Stored data
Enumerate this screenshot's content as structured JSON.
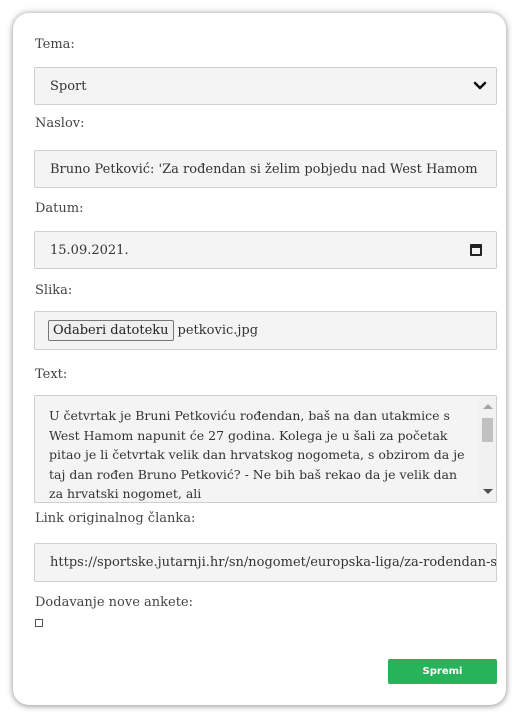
{
  "form": {
    "tema": {
      "label": "Tema:",
      "value": "Sport"
    },
    "naslov": {
      "label": "Naslov:",
      "value": "Bruno Petković: 'Za rođendan si želim pobjedu nad West Hamom"
    },
    "datum": {
      "label": "Datum:",
      "value": "15.09.2021."
    },
    "slika": {
      "label": "Slika:",
      "button_label": "Odaberi datoteku",
      "filename": "petkovic.jpg"
    },
    "text": {
      "label": "Text:",
      "value": "U četvrtak je Bruni Petkoviću rođendan, baš na dan utakmice s West Hamom napunit će 27 godina. Kolega je u šali za početak pitao je li četvrtak velik dan hrvatskog nogometa, s obzirom da je taj dan rođen Bruno Petković? - Ne bih baš rekao da je velik dan za hrvatski nogomet, ali"
    },
    "link": {
      "label": "Link originalnog članka:",
      "value": "https://sportske.jutarnji.hr/sn/nogomet/europska-liga/za-rodendan-si-zelim-pobjedu"
    },
    "anketa": {
      "label": "Dodavanje nove ankete:",
      "checked": false
    },
    "save_label": "Spremi"
  },
  "colors": {
    "save_button": "#27b35a",
    "field_background": "#f4f4f4"
  },
  "icons": {
    "select": "chevron-down-icon",
    "date": "calendar-icon"
  }
}
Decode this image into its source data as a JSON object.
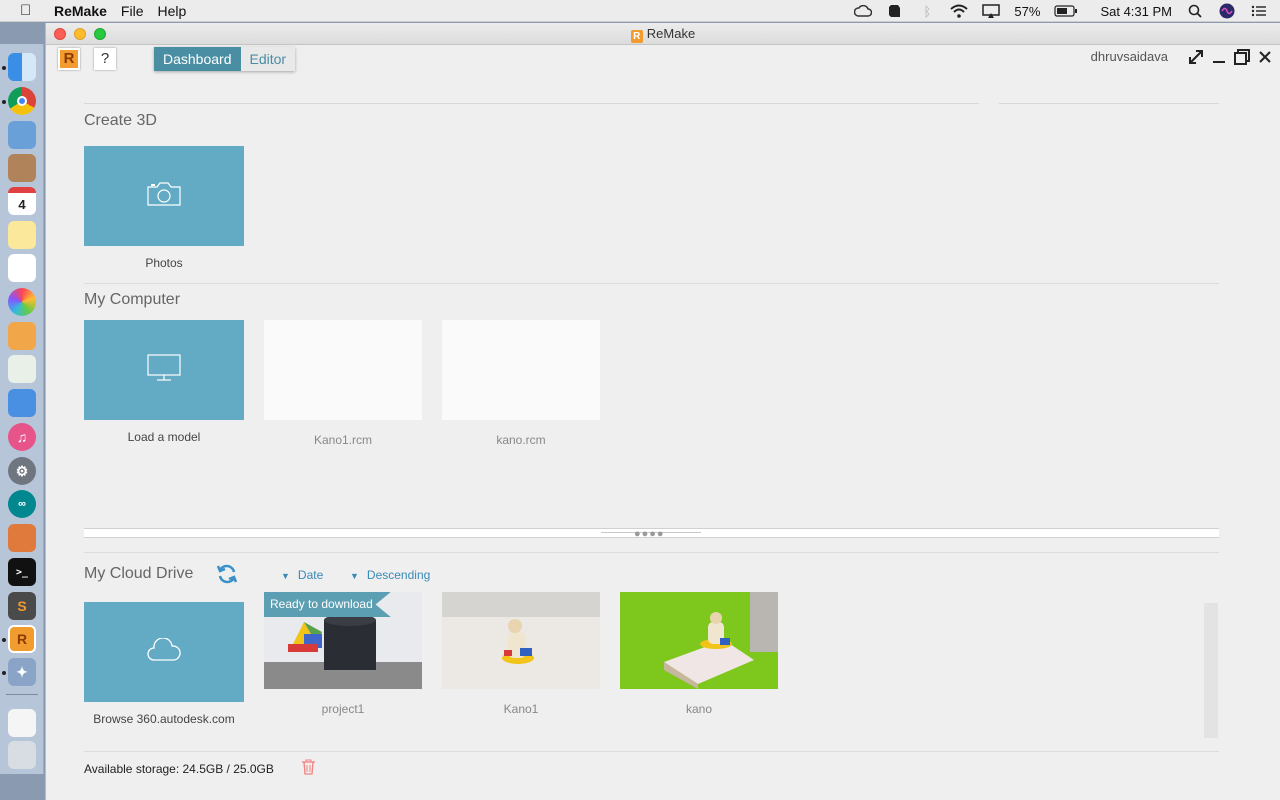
{
  "menubar": {
    "app_name": "ReMake",
    "menus": [
      "File",
      "Help"
    ],
    "battery": "57%",
    "clock": "Sat 4:31 PM"
  },
  "window": {
    "title": "ReMake",
    "tabs": {
      "dashboard": "Dashboard",
      "editor": "Editor"
    },
    "help_label": "?",
    "username": "dhruvsaidava"
  },
  "create3d": {
    "title": "Create 3D",
    "photos_label": "Photos"
  },
  "my_computer": {
    "title": "My Computer",
    "load_label": "Load a model",
    "files": [
      "Kano1.rcm",
      "kano.rcm"
    ]
  },
  "cloud": {
    "title": "My Cloud Drive",
    "sort_field": "Date",
    "sort_order": "Descending",
    "browse_label": "Browse 360.autodesk.com",
    "projects": [
      {
        "name": "project1",
        "badge": "Ready to download"
      },
      {
        "name": "Kano1"
      },
      {
        "name": "kano"
      }
    ]
  },
  "footer": {
    "storage": "Available storage: 24.5GB / 25.0GB"
  },
  "colors": {
    "tile": "#63abc4",
    "tab_active": "#4a8ea4",
    "accent": "#3a8ab8",
    "badge": "#5c9fb2"
  }
}
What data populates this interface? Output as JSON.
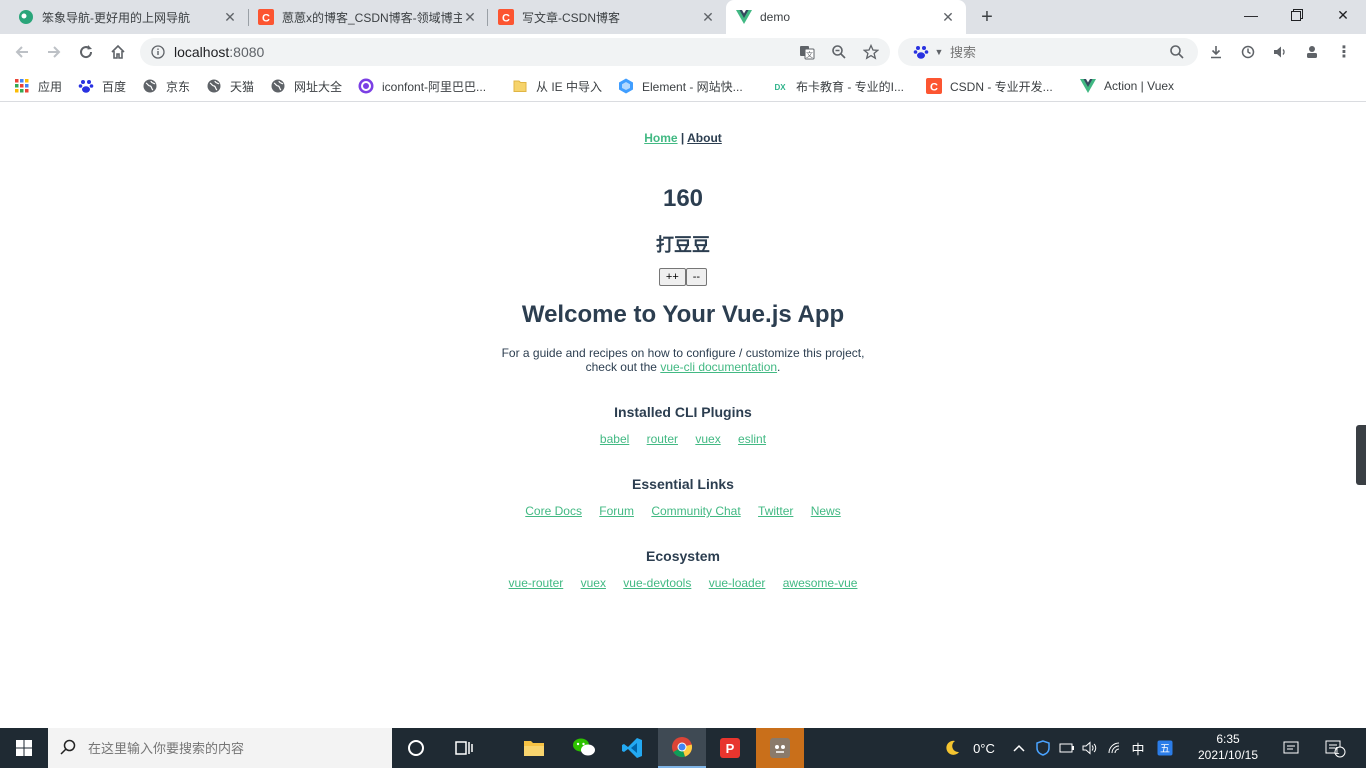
{
  "browser": {
    "tabs": [
      {
        "title": "笨象导航-更好用的上网导航",
        "favicon": "elephant-icon",
        "active": false
      },
      {
        "title": "蒽蒽x的博客_CSDN博客-领域博主",
        "favicon": "csdn-icon",
        "active": false
      },
      {
        "title": "写文章-CSDN博客",
        "favicon": "csdn-icon",
        "active": false
      },
      {
        "title": "demo",
        "favicon": "vue-icon",
        "active": true
      }
    ],
    "address": {
      "host": "localhost",
      "port": ":8080"
    },
    "search_placeholder": "搜索",
    "bookmarks": [
      {
        "label": "应用",
        "icon": "apps-grid-icon"
      },
      {
        "label": "百度",
        "icon": "baidu-icon"
      },
      {
        "label": "京东",
        "icon": "globe-icon"
      },
      {
        "label": "天猫",
        "icon": "globe-icon"
      },
      {
        "label": "网址大全",
        "icon": "globe-icon"
      },
      {
        "label": "iconfont-阿里巴巴...",
        "icon": "iconfont-icon"
      },
      {
        "label": "从 IE 中导入",
        "icon": "folder-icon"
      },
      {
        "label": "Element - 网站快...",
        "icon": "element-icon"
      },
      {
        "label": "布卡教育 - 专业的I...",
        "icon": "buka-icon"
      },
      {
        "label": "CSDN - 专业开发...",
        "icon": "csdn-icon"
      },
      {
        "label": "Action | Vuex",
        "icon": "vue-icon"
      }
    ]
  },
  "page": {
    "nav": {
      "home": "Home",
      "separator": " | ",
      "about": "About"
    },
    "count": "160",
    "subtitle": "打豆豆",
    "buttons": {
      "increment": "++",
      "decrement": "--"
    },
    "welcome": "Welcome to Your Vue.js App",
    "intro_line1": "For a guide and recipes on how to configure / customize this project,",
    "intro_line2_prefix": "check out the ",
    "intro_link": "vue-cli documentation",
    "intro_line2_suffix": ".",
    "sections": [
      {
        "title": "Installed CLI Plugins",
        "links": [
          "babel",
          "router",
          "vuex",
          "eslint"
        ]
      },
      {
        "title": "Essential Links",
        "links": [
          "Core Docs",
          "Forum",
          "Community Chat",
          "Twitter",
          "News"
        ]
      },
      {
        "title": "Ecosystem",
        "links": [
          "vue-router",
          "vuex",
          "vue-devtools",
          "vue-loader",
          "awesome-vue"
        ]
      }
    ]
  },
  "taskbar": {
    "search_placeholder": "在这里输入你要搜索的内容",
    "weather": "0°C",
    "ime": "中",
    "time": "6:35",
    "date": "2021/10/15",
    "notification_count": "1"
  },
  "colors": {
    "vue_green": "#42b983",
    "text": "#2c3e50",
    "tabstrip": "#dee1e6",
    "taskbar": "#1f2a33"
  }
}
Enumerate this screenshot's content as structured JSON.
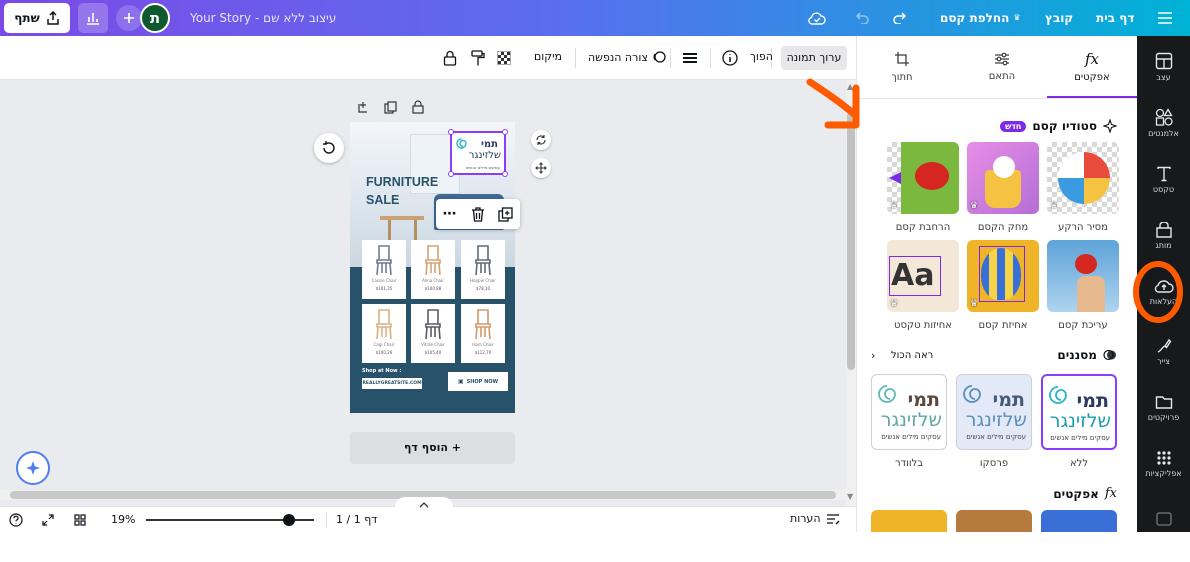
{
  "topbar": {
    "menu_home": "דף בית",
    "menu_file": "קובץ",
    "menu_magic": "החלפת קסם",
    "doc_title": "עיצוב ללא שם - Your Story",
    "avatar_letter": "ת",
    "share_label": "שתף",
    "accent": "#7d2ae8"
  },
  "siderail": {
    "items": [
      {
        "label": "עצב",
        "icon": "layout-icon"
      },
      {
        "label": "אלמנטים",
        "icon": "elements-icon"
      },
      {
        "label": "טקסט",
        "icon": "text-icon"
      },
      {
        "label": "מותג",
        "icon": "brand-icon"
      },
      {
        "label": "העלאות",
        "icon": "upload-icon"
      },
      {
        "label": "צייר",
        "icon": "draw-icon"
      },
      {
        "label": "פרויקטים",
        "icon": "folder-icon"
      },
      {
        "label": "אפליקציות",
        "icon": "apps-icon"
      }
    ]
  },
  "panel": {
    "tabs": [
      {
        "label": "אפקטים",
        "icon": "fx-icon"
      },
      {
        "label": "התאם",
        "icon": "adjust-icon"
      },
      {
        "label": "חתוך",
        "icon": "crop-icon"
      }
    ],
    "studio_title": "סטודיו קסם",
    "studio_badge": "חדש",
    "tools": [
      {
        "label": "מסיר הרקע"
      },
      {
        "label": "מחק הקסם"
      },
      {
        "label": "הרחבת קסם"
      },
      {
        "label": "עריכת קסם"
      },
      {
        "label": "אחיזת קסם"
      },
      {
        "label": "אחיזות טקסט"
      }
    ],
    "filters_title": "מסננים",
    "see_all": "ראה הכול",
    "filters": [
      {
        "label": "ללא"
      },
      {
        "label": "פרסקו"
      },
      {
        "label": "בלוודר"
      }
    ],
    "effects_title": "אפקטים",
    "logo_line1": "תמי",
    "logo_line2": "שלזינגר",
    "logo_line3": "עסקים מילים אנשים"
  },
  "toolbar": {
    "edit_image": "ערוך תמונה",
    "flip": "הפוך",
    "shape": "צורה הנפשה",
    "position": "מיקום"
  },
  "design": {
    "title_line1": "FURNITURE",
    "title_line2": "SALE",
    "logo_line1": "תמי",
    "logo_line2": "שלזינגר",
    "logo_line3": "עסקים מילים אנשים",
    "products": [
      {
        "name": "Cassie Chair",
        "price": "$101,35"
      },
      {
        "name": "Alina Chair",
        "price": "$100,88"
      },
      {
        "name": "Hoppie Chair",
        "price": "$78,10"
      },
      {
        "name": "Cagi Chair",
        "price": "$100,26"
      },
      {
        "name": "Vitrae Chair",
        "price": "$105,40"
      },
      {
        "name": "Isom Chair",
        "price": "$112,70"
      }
    ],
    "shop_label": "Shop at Now :",
    "website": "REALLYGREATSITE.COM",
    "shop_button": "SHOP NOW",
    "bg_color": "#28526a"
  },
  "canvas": {
    "add_page": "+ הוסף דף"
  },
  "bottombar": {
    "notes": "הערות",
    "page_indicator": "דף 1 / 1",
    "zoom": "19%",
    "zoom_fraction": 0.15
  }
}
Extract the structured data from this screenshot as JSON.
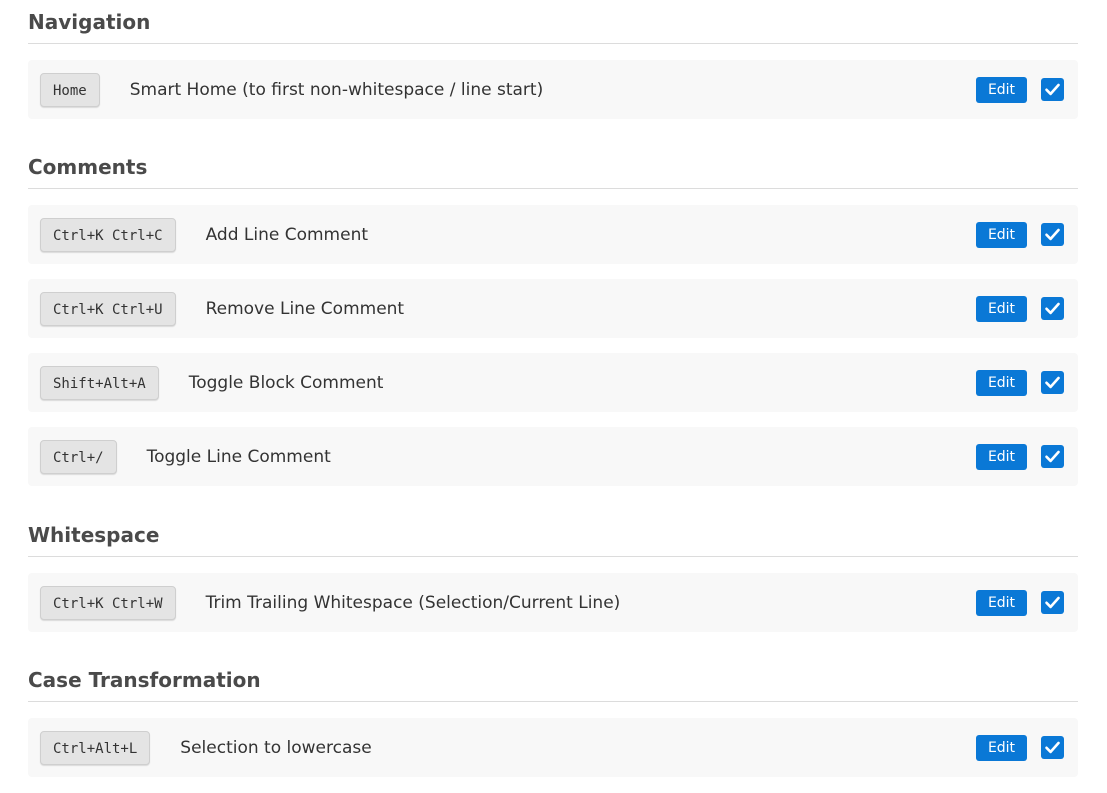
{
  "sections": [
    {
      "title": "Navigation",
      "rows": [
        {
          "key": "Home",
          "description": "Smart Home (to first non-whitespace / line start)",
          "edit_label": "Edit",
          "checked": true
        }
      ]
    },
    {
      "title": "Comments",
      "rows": [
        {
          "key": "Ctrl+K Ctrl+C",
          "description": "Add Line Comment",
          "edit_label": "Edit",
          "checked": true
        },
        {
          "key": "Ctrl+K Ctrl+U",
          "description": "Remove Line Comment",
          "edit_label": "Edit",
          "checked": true
        },
        {
          "key": "Shift+Alt+A",
          "description": "Toggle Block Comment",
          "edit_label": "Edit",
          "checked": true
        },
        {
          "key": "Ctrl+/",
          "description": "Toggle Line Comment",
          "edit_label": "Edit",
          "checked": true
        }
      ]
    },
    {
      "title": "Whitespace",
      "rows": [
        {
          "key": "Ctrl+K Ctrl+W",
          "description": "Trim Trailing Whitespace (Selection/Current Line)",
          "edit_label": "Edit",
          "checked": true
        }
      ]
    },
    {
      "title": "Case Transformation",
      "rows": [
        {
          "key": "Ctrl+Alt+L",
          "description": "Selection to lowercase",
          "edit_label": "Edit",
          "checked": true
        }
      ]
    }
  ],
  "colors": {
    "accent": "#0a78d6",
    "row_background": "#f8f8f8",
    "key_background": "#e4e4e4",
    "heading": "#4a4a4a"
  },
  "icons": {
    "checkbox": "checkmark-icon"
  }
}
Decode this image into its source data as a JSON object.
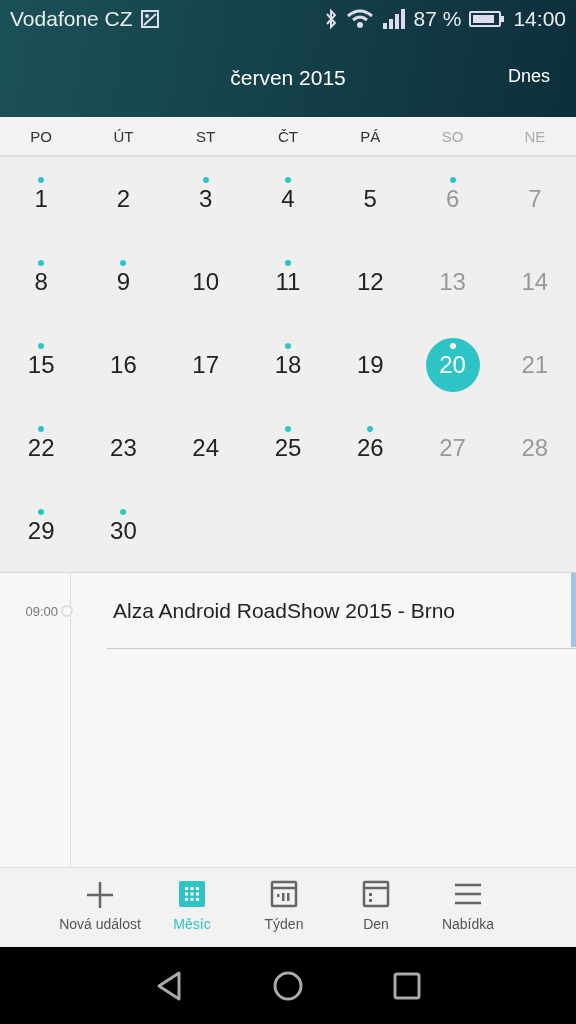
{
  "status_bar": {
    "carrier": "Vodafone CZ",
    "battery_text": "87 %",
    "time": "14:00"
  },
  "header": {
    "title": "červen 2015",
    "today_button": "Dnes"
  },
  "weekdays": [
    {
      "label": "PO",
      "weekend": false
    },
    {
      "label": "ÚT",
      "weekend": false
    },
    {
      "label": "ST",
      "weekend": false
    },
    {
      "label": "ČT",
      "weekend": false
    },
    {
      "label": "PÁ",
      "weekend": false
    },
    {
      "label": "SO",
      "weekend": true
    },
    {
      "label": "NE",
      "weekend": true
    }
  ],
  "weeks": [
    [
      {
        "day": "1",
        "event": true,
        "weekend": false,
        "selected": false
      },
      {
        "day": "2",
        "event": false,
        "weekend": false,
        "selected": false
      },
      {
        "day": "3",
        "event": true,
        "weekend": false,
        "selected": false
      },
      {
        "day": "4",
        "event": true,
        "weekend": false,
        "selected": false
      },
      {
        "day": "5",
        "event": false,
        "weekend": false,
        "selected": false
      },
      {
        "day": "6",
        "event": true,
        "weekend": true,
        "selected": false
      },
      {
        "day": "7",
        "event": false,
        "weekend": true,
        "selected": false
      }
    ],
    [
      {
        "day": "8",
        "event": true,
        "weekend": false,
        "selected": false
      },
      {
        "day": "9",
        "event": true,
        "weekend": false,
        "selected": false
      },
      {
        "day": "10",
        "event": false,
        "weekend": false,
        "selected": false
      },
      {
        "day": "11",
        "event": true,
        "weekend": false,
        "selected": false
      },
      {
        "day": "12",
        "event": false,
        "weekend": false,
        "selected": false
      },
      {
        "day": "13",
        "event": false,
        "weekend": true,
        "selected": false
      },
      {
        "day": "14",
        "event": false,
        "weekend": true,
        "selected": false
      }
    ],
    [
      {
        "day": "15",
        "event": true,
        "weekend": false,
        "selected": false
      },
      {
        "day": "16",
        "event": false,
        "weekend": false,
        "selected": false
      },
      {
        "day": "17",
        "event": false,
        "weekend": false,
        "selected": false
      },
      {
        "day": "18",
        "event": true,
        "weekend": false,
        "selected": false
      },
      {
        "day": "19",
        "event": false,
        "weekend": false,
        "selected": false
      },
      {
        "day": "20",
        "event": true,
        "weekend": true,
        "selected": true
      },
      {
        "day": "21",
        "event": false,
        "weekend": true,
        "selected": false
      }
    ],
    [
      {
        "day": "22",
        "event": true,
        "weekend": false,
        "selected": false
      },
      {
        "day": "23",
        "event": false,
        "weekend": false,
        "selected": false
      },
      {
        "day": "24",
        "event": false,
        "weekend": false,
        "selected": false
      },
      {
        "day": "25",
        "event": true,
        "weekend": false,
        "selected": false
      },
      {
        "day": "26",
        "event": true,
        "weekend": false,
        "selected": false
      },
      {
        "day": "27",
        "event": false,
        "weekend": true,
        "selected": false
      },
      {
        "day": "28",
        "event": false,
        "weekend": true,
        "selected": false
      }
    ],
    [
      {
        "day": "29",
        "event": true,
        "weekend": false,
        "selected": false
      },
      {
        "day": "30",
        "event": true,
        "weekend": false,
        "selected": false
      }
    ]
  ],
  "events": [
    {
      "time": "09:00",
      "title": "Alza Android RoadShow 2015 - Brno",
      "color": "#9ec3e6"
    }
  ],
  "bottom_nav": [
    {
      "kind": "add",
      "label": "Nová událost",
      "selected": false
    },
    {
      "kind": "month",
      "label": "Měsíc",
      "selected": true
    },
    {
      "kind": "week",
      "label": "Týden",
      "selected": false
    },
    {
      "kind": "day",
      "label": "Den",
      "selected": false
    },
    {
      "kind": "menu",
      "label": "Nabídka",
      "selected": false
    }
  ]
}
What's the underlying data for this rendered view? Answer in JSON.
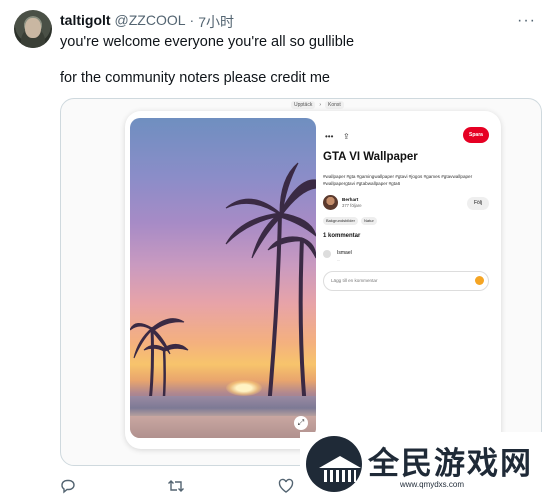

• _GIVEN TASK_
Locate the lines above that contain "favicon" and copy them.

• _THE RESULT_
        "favicon": "elephant-icon",
        "favicon": "csdn-icon",
        "favicon": "csdn-icon",
        "favicon": "vue-icon",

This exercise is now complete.